TASK.
From the data that follows, copy every line holding the string "date".

RECORDS TO USE.

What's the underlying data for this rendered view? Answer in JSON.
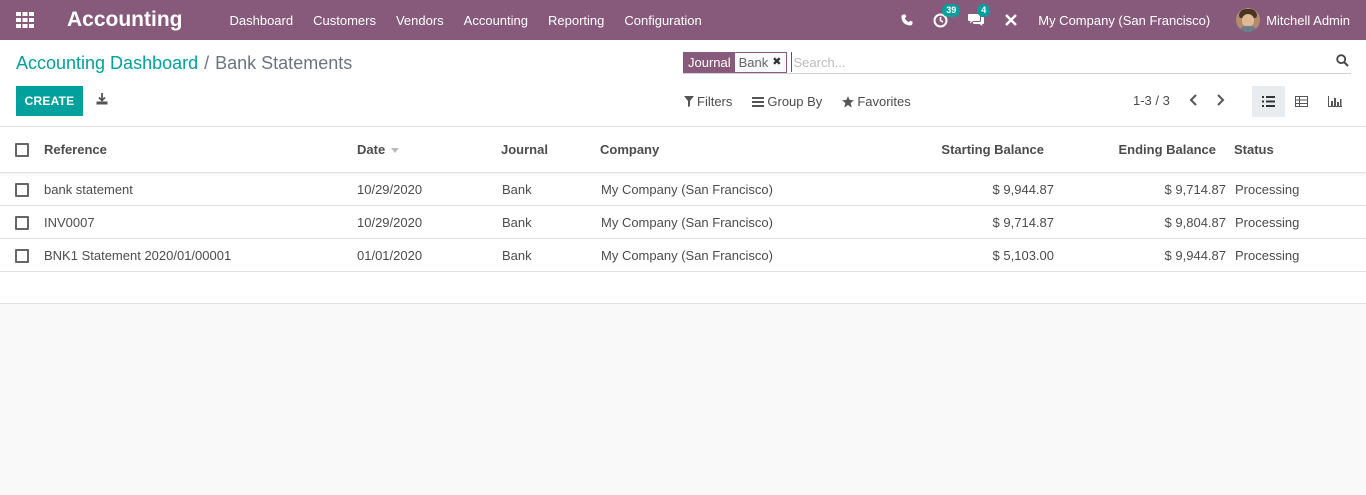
{
  "navbar": {
    "app_name": "Accounting",
    "menu": [
      "Dashboard",
      "Customers",
      "Vendors",
      "Accounting",
      "Reporting",
      "Configuration"
    ],
    "activity_count": "39",
    "messages_count": "4",
    "company": "My Company (San Francisco)",
    "user": "Mitchell Admin",
    "icons": [
      "apps-grid-icon",
      "phone-icon",
      "activity-clock-icon",
      "chat-icon",
      "debug-wrench-icon",
      "avatar"
    ]
  },
  "breadcrumb": {
    "parent": "Accounting Dashboard",
    "separator": "/",
    "current": "Bank Statements"
  },
  "search": {
    "facet_name": "Journal",
    "facet_value": "Bank",
    "placeholder": "Search..."
  },
  "actions": {
    "create_label": "CREATE"
  },
  "filters": {
    "filters_label": "Filters",
    "groupby_label": "Group By",
    "favorites_label": "Favorites"
  },
  "pager": {
    "value": "1-3 / 3"
  },
  "table": {
    "columns": {
      "reference": "Reference",
      "date": "Date",
      "journal": "Journal",
      "company": "Company",
      "starting_balance": "Starting Balance",
      "ending_balance": "Ending Balance",
      "status": "Status"
    },
    "rows": [
      {
        "reference": "bank statement",
        "date": "10/29/2020",
        "journal": "Bank",
        "company": "My Company (San Francisco)",
        "starting_balance": "$ 9,944.87",
        "ending_balance": "$ 9,714.87",
        "status": "Processing"
      },
      {
        "reference": "INV0007",
        "date": "10/29/2020",
        "journal": "Bank",
        "company": "My Company (San Francisco)",
        "starting_balance": "$ 9,714.87",
        "ending_balance": "$ 9,804.87",
        "status": "Processing"
      },
      {
        "reference": "BNK1 Statement 2020/01/00001",
        "date": "01/01/2020",
        "journal": "Bank",
        "company": "My Company (San Francisco)",
        "starting_balance": "$ 5,103.00",
        "ending_balance": "$ 9,944.87",
        "status": "Processing"
      }
    ]
  },
  "colors": {
    "navbar": "#875a7b",
    "primary": "#00a09d",
    "background": "#f9f9f9"
  }
}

OUTPUT OF THE TASK.
      "date": "Date",
        "date": "10/29/2020",
        "date": "10/29/2020",
        "date": "01/01/2020",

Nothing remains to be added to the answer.